List all the lines in these records that hold "page".

[Saved entries]
Start

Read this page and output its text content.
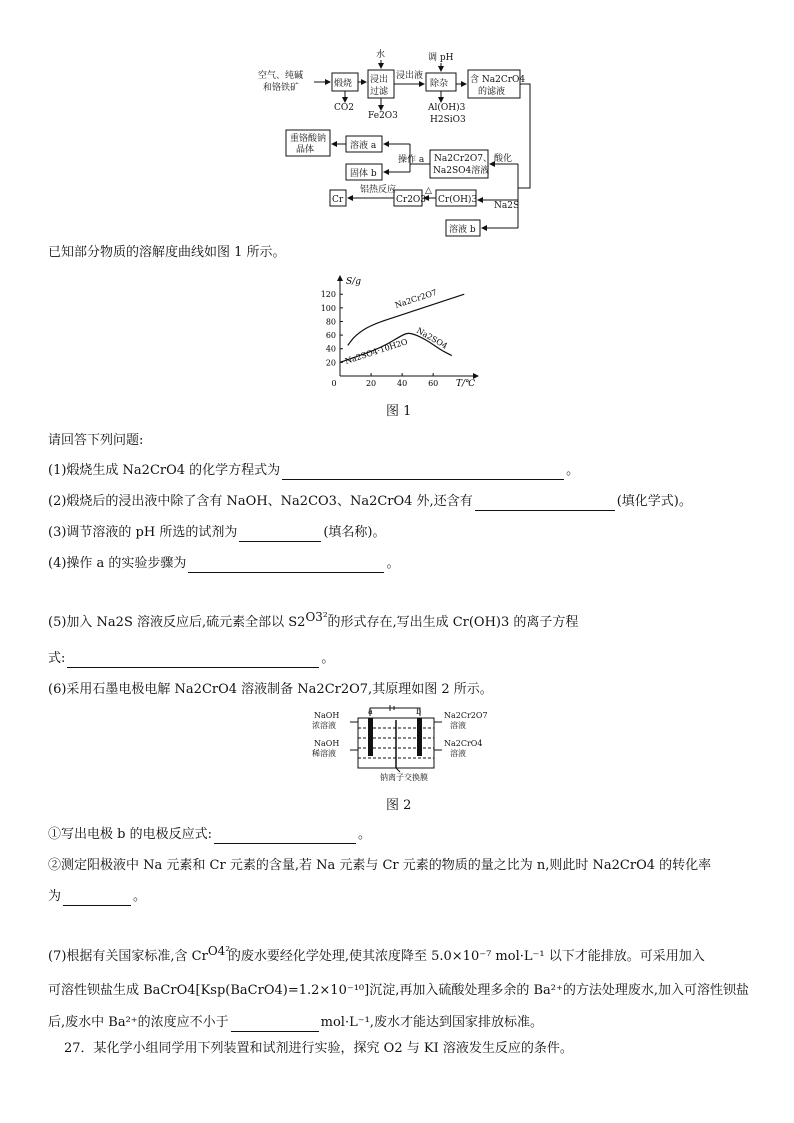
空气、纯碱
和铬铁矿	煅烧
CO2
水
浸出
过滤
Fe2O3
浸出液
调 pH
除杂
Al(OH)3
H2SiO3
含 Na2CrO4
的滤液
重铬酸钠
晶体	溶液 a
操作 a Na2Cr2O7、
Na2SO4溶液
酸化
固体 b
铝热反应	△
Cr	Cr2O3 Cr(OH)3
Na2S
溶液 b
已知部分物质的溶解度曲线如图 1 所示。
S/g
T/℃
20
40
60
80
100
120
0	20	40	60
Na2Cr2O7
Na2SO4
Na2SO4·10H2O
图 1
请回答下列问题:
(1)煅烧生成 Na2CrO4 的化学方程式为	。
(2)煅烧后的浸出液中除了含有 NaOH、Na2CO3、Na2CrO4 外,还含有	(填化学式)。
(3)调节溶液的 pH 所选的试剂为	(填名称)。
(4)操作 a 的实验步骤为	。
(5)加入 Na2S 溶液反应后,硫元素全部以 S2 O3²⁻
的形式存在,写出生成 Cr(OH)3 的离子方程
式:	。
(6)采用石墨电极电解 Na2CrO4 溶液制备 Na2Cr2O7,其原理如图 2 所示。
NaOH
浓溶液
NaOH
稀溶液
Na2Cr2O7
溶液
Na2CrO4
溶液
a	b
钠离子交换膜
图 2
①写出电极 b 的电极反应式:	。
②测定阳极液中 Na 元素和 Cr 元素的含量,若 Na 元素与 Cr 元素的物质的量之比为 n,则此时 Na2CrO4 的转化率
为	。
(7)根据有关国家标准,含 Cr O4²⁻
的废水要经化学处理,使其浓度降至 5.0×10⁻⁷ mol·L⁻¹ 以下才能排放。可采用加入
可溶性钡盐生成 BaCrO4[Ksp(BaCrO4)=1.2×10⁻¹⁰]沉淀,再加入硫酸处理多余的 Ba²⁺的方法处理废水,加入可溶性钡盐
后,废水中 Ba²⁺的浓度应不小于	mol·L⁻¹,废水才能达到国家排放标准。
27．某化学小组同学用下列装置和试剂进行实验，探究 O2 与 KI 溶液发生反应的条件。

End
Start

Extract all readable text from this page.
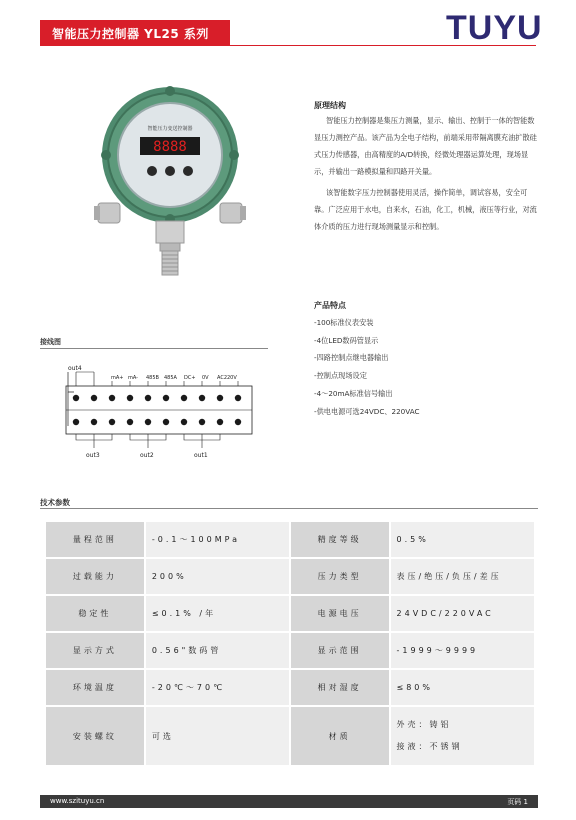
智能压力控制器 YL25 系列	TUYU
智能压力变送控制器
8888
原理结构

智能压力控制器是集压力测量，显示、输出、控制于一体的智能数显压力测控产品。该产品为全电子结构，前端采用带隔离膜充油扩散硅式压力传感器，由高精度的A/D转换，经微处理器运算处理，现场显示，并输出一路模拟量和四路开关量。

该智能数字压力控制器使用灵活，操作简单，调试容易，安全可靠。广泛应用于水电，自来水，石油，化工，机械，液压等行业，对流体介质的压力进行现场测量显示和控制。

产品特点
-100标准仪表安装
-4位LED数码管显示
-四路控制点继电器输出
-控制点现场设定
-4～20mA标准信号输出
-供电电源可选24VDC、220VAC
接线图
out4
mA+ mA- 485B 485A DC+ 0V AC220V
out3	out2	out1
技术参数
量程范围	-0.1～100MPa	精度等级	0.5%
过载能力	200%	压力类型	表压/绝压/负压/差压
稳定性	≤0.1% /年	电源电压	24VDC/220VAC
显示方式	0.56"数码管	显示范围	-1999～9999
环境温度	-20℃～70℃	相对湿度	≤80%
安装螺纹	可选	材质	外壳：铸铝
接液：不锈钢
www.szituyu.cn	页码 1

End
Start

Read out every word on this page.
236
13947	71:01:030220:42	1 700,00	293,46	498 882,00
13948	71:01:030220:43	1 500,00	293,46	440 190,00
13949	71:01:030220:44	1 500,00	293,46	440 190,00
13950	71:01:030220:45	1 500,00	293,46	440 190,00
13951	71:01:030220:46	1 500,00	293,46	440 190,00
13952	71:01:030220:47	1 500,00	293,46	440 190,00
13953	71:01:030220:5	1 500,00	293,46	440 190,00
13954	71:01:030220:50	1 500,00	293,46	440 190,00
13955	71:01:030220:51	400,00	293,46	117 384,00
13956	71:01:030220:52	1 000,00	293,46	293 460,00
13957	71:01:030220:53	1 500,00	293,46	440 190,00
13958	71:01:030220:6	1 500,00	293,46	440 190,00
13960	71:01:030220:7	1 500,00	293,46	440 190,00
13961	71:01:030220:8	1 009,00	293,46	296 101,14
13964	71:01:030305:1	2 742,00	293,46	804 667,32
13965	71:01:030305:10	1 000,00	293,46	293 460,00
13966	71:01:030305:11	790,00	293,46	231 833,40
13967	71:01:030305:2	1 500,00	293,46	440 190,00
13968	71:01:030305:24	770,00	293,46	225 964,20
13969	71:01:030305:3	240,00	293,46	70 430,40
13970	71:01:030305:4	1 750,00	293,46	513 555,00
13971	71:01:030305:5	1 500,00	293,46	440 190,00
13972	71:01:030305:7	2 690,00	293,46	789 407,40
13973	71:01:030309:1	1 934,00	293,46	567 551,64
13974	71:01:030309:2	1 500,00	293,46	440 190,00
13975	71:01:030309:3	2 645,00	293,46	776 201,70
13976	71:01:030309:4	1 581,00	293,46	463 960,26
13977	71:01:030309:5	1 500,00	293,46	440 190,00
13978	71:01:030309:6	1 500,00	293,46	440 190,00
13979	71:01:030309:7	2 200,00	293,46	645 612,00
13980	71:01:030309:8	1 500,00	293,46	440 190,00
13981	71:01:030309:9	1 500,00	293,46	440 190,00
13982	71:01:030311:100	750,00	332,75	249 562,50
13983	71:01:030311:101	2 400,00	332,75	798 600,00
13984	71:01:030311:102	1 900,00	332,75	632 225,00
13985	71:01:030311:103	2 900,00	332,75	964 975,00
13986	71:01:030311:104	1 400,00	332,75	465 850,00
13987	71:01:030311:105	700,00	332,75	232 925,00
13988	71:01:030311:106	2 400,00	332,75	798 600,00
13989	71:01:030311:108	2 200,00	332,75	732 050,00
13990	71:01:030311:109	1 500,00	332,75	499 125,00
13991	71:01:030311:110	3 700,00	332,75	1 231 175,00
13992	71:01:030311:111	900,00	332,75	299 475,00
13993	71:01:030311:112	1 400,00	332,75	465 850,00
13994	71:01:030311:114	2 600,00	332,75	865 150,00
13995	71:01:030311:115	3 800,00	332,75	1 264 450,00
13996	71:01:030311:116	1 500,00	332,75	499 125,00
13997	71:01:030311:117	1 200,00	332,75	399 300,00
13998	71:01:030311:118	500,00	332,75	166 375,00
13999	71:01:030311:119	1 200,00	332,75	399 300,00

End

SOLVED PROBLEM –
Read this page and output its text content.
Extract all readable text from this page.
Read out every word on this page.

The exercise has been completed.